Data records:
━━━━━━
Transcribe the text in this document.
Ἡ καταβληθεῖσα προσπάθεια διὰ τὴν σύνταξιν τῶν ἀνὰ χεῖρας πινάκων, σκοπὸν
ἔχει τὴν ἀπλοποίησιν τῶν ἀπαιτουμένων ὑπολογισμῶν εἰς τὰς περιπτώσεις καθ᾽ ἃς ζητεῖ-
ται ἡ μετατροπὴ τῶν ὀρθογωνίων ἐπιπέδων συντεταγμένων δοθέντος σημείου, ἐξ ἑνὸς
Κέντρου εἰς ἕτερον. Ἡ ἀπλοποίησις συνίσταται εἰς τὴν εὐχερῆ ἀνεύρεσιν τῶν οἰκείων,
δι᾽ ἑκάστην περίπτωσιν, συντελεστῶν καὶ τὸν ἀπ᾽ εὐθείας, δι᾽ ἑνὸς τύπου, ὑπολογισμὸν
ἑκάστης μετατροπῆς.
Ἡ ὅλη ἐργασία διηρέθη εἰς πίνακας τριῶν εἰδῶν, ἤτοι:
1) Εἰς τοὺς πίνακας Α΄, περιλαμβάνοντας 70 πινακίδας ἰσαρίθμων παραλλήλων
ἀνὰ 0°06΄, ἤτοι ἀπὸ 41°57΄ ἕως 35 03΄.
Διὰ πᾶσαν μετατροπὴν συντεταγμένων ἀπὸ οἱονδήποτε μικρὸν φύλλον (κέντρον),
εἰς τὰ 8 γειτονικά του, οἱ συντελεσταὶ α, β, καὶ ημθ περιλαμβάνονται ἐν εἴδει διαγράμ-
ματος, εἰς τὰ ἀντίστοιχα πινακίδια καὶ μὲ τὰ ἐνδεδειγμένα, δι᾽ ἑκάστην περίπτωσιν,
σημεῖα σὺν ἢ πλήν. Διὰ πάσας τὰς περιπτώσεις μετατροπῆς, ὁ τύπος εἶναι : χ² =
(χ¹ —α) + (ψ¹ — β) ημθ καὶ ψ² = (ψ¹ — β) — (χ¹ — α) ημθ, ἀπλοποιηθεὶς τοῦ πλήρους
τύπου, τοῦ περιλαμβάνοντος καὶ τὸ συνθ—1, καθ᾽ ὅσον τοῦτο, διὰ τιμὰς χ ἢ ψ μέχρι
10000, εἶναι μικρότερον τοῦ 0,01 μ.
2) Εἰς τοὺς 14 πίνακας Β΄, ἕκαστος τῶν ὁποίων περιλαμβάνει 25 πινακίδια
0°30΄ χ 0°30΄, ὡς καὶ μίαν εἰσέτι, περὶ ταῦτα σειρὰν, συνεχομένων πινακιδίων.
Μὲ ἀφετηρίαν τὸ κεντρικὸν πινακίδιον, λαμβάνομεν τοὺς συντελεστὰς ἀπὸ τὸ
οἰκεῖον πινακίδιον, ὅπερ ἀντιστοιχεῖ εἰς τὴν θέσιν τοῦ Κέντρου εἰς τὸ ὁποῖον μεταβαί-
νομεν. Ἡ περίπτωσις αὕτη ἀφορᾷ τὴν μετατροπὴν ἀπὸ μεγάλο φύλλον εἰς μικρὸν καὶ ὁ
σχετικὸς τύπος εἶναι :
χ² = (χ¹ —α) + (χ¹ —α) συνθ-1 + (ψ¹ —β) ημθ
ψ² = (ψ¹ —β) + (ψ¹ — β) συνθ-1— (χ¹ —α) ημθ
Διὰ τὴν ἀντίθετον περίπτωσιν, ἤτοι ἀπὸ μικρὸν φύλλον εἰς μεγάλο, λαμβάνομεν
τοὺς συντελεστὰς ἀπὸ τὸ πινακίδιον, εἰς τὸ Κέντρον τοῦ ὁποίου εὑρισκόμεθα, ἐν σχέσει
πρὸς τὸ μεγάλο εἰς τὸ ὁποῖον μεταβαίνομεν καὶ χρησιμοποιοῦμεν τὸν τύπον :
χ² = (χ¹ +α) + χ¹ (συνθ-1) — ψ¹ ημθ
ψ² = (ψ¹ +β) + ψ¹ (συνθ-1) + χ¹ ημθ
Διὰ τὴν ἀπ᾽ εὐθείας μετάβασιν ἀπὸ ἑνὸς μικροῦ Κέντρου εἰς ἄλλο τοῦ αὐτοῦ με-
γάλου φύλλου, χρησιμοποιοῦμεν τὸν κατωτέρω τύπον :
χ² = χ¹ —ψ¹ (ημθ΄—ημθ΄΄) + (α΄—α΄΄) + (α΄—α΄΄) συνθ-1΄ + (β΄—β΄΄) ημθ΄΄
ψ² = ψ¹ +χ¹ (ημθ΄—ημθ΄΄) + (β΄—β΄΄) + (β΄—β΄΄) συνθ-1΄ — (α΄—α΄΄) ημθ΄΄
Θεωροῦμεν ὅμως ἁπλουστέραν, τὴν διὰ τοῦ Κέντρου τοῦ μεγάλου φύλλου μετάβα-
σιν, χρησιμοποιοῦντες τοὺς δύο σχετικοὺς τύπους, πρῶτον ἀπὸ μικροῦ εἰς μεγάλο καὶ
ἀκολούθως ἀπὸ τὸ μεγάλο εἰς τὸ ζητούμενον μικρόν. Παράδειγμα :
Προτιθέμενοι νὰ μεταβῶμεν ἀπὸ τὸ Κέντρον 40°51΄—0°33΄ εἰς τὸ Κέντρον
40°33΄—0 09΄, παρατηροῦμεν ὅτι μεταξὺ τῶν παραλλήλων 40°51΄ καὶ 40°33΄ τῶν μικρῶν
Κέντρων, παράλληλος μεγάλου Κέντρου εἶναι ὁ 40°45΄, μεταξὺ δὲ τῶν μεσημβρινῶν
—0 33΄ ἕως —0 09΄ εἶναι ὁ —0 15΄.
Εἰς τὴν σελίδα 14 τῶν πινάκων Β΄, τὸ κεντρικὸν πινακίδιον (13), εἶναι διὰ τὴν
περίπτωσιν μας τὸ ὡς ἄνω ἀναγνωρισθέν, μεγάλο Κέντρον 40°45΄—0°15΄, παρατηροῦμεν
━━━━━━
§ Aim:
Each entry above is to be set down again in exactly the same words.

§ Solved exercise:
Transcribe the text in this document.
Ἡ καταβληθεῖσα προσπάθεια διὰ τὴν σύνταξιν τῶν ἀνὰ χεῖρας πινάκων, σκοπὸν
ἔχει τὴν ἀπλοποίησιν τῶν ἀπαιτουμένων ὑπολογισμῶν εἰς τὰς περιπτώσεις καθ᾽ ἃς ζητεῖ-
ται ἡ μετατροπὴ τῶν ὀρθογωνίων ἐπιπέδων συντεταγμένων δοθέντος σημείου, ἐξ ἑνὸς
Κέντρου εἰς ἕτερον. Ἡ ἀπλοποίησις συνίσταται εἰς τὴν εὐχερῆ ἀνεύρεσιν τῶν οἰκείων,
δι᾽ ἑκάστην περίπτωσιν, συντελεστῶν καὶ τὸν ἀπ᾽ εὐθείας, δι᾽ ἑνὸς τύπου, ὑπολογισμὸν
ἑκάστης μετατροπῆς.
Ἡ ὅλη ἐργασία διηρέθη εἰς πίνακας τριῶν εἰδῶν, ἤτοι:
1) Εἰς τοὺς πίνακας Α΄, περιλαμβάνοντας 70 πινακίδας ἰσαρίθμων παραλλήλων
ἀνὰ 0°06΄, ἤτοι ἀπὸ 41°57΄ ἕως 35 03΄.
Διὰ πᾶσαν μετατροπὴν συντεταγμένων ἀπὸ οἱονδήποτε μικρὸν φύλλον (κέντρον),
εἰς τὰ 8 γειτονικά του, οἱ συντελεσταὶ α, β, καὶ ημθ περιλαμβάνονται ἐν εἴδει διαγράμ-
ματος, εἰς τὰ ἀντίστοιχα πινακίδια καὶ μὲ τὰ ἐνδεδειγμένα, δι᾽ ἑκάστην περίπτωσιν,
σημεῖα σὺν ἢ πλήν. Διὰ πάσας τὰς περιπτώσεις μετατροπῆς, ὁ τύπος εἶναι : χ² =
(χ¹ —α) + (ψ¹ — β) ημθ καὶ ψ² = (ψ¹ — β) — (χ¹ — α) ημθ, ἀπλοποιηθεὶς τοῦ πλήρους
τύπου, τοῦ περιλαμβάνοντος καὶ τὸ συνθ—1, καθ᾽ ὅσον τοῦτο, διὰ τιμὰς χ ἢ ψ μέχρι
10000, εἶναι μικρότερον τοῦ 0,01 μ.
2) Εἰς τοὺς 14 πίνακας Β΄, ἕκαστος τῶν ὁποίων περιλαμβάνει 25 πινακίδια
0°30΄ χ 0°30΄, ὡς καὶ μίαν εἰσέτι, περὶ ταῦτα σειρὰν, συνεχομένων πινακιδίων.
Μὲ ἀφετηρίαν τὸ κεντρικὸν πινακίδιον, λαμβάνομεν τοὺς συντελεστὰς ἀπὸ τὸ
οἰκεῖον πινακίδιον, ὅπερ ἀντιστοιχεῖ εἰς τὴν θέσιν τοῦ Κέντρου εἰς τὸ ὁποῖον μεταβαί-
νομεν. Ἡ περίπτωσις αὕτη ἀφορᾷ τὴν μετατροπὴν ἀπὸ μεγάλο φύλλον εἰς μικρὸν καὶ ὁ
σχετικὸς τύπος εἶναι :
χ² = (χ¹ —α) + (χ¹ —α) συνθ-1 + (ψ¹ —β) ημθ
ψ² = (ψ¹ —β) + (ψ¹ — β) συνθ-1— (χ¹ —α) ημθ
Διὰ τὴν ἀντίθετον περίπτωσιν, ἤτοι ἀπὸ μικρὸν φύλλον εἰς μεγάλο, λαμβάνομεν
τοὺς συντελεστὰς ἀπὸ τὸ πινακίδιον, εἰς τὸ Κέντρον τοῦ ὁποίου εὑρισκόμεθα, ἐν σχέσει
πρὸς τὸ μεγάλο εἰς τὸ ὁποῖον μεταβαίνομεν καὶ χρησιμοποιοῦμεν τὸν τύπον :
χ² = (χ¹ +α) + χ¹ (συνθ-1) — ψ¹ ημθ
ψ² = (ψ¹ +β) + ψ¹ (συνθ-1) + χ¹ ημθ
Διὰ τὴν ἀπ᾽ εὐθείας μετάβασιν ἀπὸ ἑνὸς μικροῦ Κέντρου εἰς ἄλλο τοῦ αὐτοῦ με-
γάλου φύλλου, χρησιμοποιοῦμεν τὸν κατωτέρω τύπον :
χ² = χ¹ —ψ¹ (ημθ΄—ημθ΄΄) + (α΄—α΄΄) + (α΄—α΄΄) συνθ-1΄ + (β΄—β΄΄) ημθ΄΄
ψ² = ψ¹ +χ¹ (ημθ΄—ημθ΄΄) + (β΄—β΄΄) + (β΄—β΄΄) συνθ-1΄ — (α΄—α΄΄) ημθ΄΄
Θεωροῦμεν ὅμως ἁπλουστέραν, τὴν διὰ τοῦ Κέντρου τοῦ μεγάλου φύλλου μετάβα-
σιν, χρησιμοποιοῦντες τοὺς δύο σχετικοὺς τύπους, πρῶτον ἀπὸ μικροῦ εἰς μεγάλο καὶ
ἀκολούθως ἀπὸ τὸ μεγάλο εἰς τὸ ζητούμενον μικρόν. Παράδειγμα :
Προτιθέμενοι νὰ μεταβῶμεν ἀπὸ τὸ Κέντρον 40°51΄—0°33΄ εἰς τὸ Κέντρον
40°33΄—0 09΄, παρατηροῦμεν ὅτι μεταξὺ τῶν παραλλήλων 40°51΄ καὶ 40°33΄ τῶν μικρῶν
Κέντρων, παράλληλος μεγάλου Κέντρου εἶναι ὁ 40°45΄, μεταξὺ δὲ τῶν μεσημβρινῶν
—0 33΄ ἕως —0 09΄ εἶναι ὁ —0 15΄.
Εἰς τὴν σελίδα 14 τῶν πινάκων Β΄, τὸ κεντρικὸν πινακίδιον (13), εἶναι διὰ τὴν
περίπτωσιν μας τὸ ὡς ἄνω ἀναγνωρισθέν, μεγάλο Κέντρον 40°45΄—0°15΄, παρατηροῦμεν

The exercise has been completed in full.